▶ [Objective] Write out each line beneath this one exactly as it reads.

[Items from a dataset]
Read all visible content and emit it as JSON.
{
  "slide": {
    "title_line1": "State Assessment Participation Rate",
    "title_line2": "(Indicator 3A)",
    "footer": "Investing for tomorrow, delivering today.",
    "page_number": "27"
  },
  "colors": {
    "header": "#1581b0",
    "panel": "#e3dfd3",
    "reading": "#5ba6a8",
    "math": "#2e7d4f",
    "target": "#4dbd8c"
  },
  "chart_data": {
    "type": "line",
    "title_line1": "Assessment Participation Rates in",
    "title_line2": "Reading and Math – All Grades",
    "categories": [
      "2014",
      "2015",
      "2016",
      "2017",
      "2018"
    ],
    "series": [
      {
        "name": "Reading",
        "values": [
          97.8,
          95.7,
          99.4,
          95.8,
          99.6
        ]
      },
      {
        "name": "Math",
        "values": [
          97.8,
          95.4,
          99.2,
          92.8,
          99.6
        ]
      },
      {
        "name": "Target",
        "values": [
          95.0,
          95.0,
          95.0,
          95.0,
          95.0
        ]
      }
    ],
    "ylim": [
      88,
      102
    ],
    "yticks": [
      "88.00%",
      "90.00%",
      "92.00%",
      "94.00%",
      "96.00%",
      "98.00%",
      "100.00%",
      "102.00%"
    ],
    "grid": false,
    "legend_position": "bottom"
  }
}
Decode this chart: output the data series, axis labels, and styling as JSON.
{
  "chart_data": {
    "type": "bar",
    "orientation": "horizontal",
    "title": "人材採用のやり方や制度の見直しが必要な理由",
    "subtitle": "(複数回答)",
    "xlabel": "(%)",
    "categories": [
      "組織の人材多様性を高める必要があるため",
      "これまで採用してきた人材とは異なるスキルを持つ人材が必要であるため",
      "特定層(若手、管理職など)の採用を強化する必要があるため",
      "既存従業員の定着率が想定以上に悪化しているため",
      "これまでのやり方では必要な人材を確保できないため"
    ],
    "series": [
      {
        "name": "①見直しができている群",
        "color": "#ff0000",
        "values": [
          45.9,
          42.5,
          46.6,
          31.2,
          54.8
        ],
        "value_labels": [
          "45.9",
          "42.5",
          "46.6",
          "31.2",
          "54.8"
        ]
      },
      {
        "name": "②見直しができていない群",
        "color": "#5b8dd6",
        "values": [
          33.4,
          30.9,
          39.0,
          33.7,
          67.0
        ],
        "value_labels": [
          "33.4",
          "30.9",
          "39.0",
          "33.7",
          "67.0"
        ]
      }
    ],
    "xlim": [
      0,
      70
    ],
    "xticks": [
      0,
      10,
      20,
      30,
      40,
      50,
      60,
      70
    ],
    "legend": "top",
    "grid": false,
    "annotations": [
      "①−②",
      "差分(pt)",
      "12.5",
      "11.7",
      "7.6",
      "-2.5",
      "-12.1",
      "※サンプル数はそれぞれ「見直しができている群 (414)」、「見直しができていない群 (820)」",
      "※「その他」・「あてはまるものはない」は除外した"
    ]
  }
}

▶ [Task response]
Read all visible content and emit it as JSON.
{
  "slide": {
    "title_line1": "State Assessment Participation Rate",
    "title_line2": "(Indicator 3A)",
    "footer": "Investing for tomorrow, delivering today.",
    "page_number": "27"
  },
  "colors": {
    "header": "#1581b0",
    "panel": "#e3dfd3",
    "reading": "#5ba6a8",
    "math": "#2e7d4f",
    "target": "#4dbd8c"
  },
  "chart_data": {
    "type": "line",
    "title_line1": "Assessment Participation Rates in",
    "title_line2": "Reading and Math – All Grades",
    "categories": [
      "2014",
      "2015",
      "2016",
      "2017",
      "2018"
    ],
    "series": [
      {
        "name": "Reading",
        "values": [
          97.8,
          95.7,
          99.4,
          95.8,
          99.6
        ]
      },
      {
        "name": "Math",
        "values": [
          97.8,
          95.4,
          99.2,
          92.8,
          99.6
        ]
      },
      {
        "name": "Target",
        "values": [
          95.0,
          95.0,
          95.0,
          95.0,
          95.0
        ]
      }
    ],
    "ylim": [
      88,
      102
    ],
    "yticks": [
      "88.00%",
      "90.00%",
      "92.00%",
      "94.00%",
      "96.00%",
      "98.00%",
      "100.00%",
      "102.00%"
    ],
    "grid": false,
    "legend_position": "bottom"
  }
}
Decode this chart: output the data series, axis labels, and styling as JSON.
{
  "chart_data": {
    "type": "bar",
    "orientation": "horizontal",
    "title": "人材採用のやり方や制度の見直しが必要な理由",
    "subtitle": "(複数回答)",
    "xlabel": "(%)",
    "categories": [
      "組織の人材多様性を高める必要があるため",
      "これまで採用してきた人材とは異なるスキルを持つ人材が必要であるため",
      "特定層(若手、管理職など)の採用を強化する必要があるため",
      "既存従業員の定着率が想定以上に悪化しているため",
      "これまでのやり方では必要な人材を確保できないため"
    ],
    "series": [
      {
        "name": "①見直しができている群",
        "color": "#ff0000",
        "values": [
          45.9,
          42.5,
          46.6,
          31.2,
          54.8
        ],
        "value_labels": [
          "45.9",
          "42.5",
          "46.6",
          "31.2",
          "54.8"
        ]
      },
      {
        "name": "②見直しができていない群",
        "color": "#5b8dd6",
        "values": [
          33.4,
          30.9,
          39.0,
          33.7,
          67.0
        ],
        "value_labels": [
          "33.4",
          "30.9",
          "39.0",
          "33.7",
          "67.0"
        ]
      }
    ],
    "xlim": [
      0,
      70
    ],
    "xticks": [
      0,
      10,
      20,
      30,
      40,
      50,
      60,
      70
    ],
    "legend": "top",
    "grid": false,
    "annotations": [
      "①−②",
      "差分(pt)",
      "12.5",
      "11.7",
      "7.6",
      "-2.5",
      "-12.1",
      "※サンプル数はそれぞれ「見直しができている群 (414)」、「見直しができていない群 (820)」",
      "※「その他」・「あてはまるものはない」は除外した"
    ]
  }
}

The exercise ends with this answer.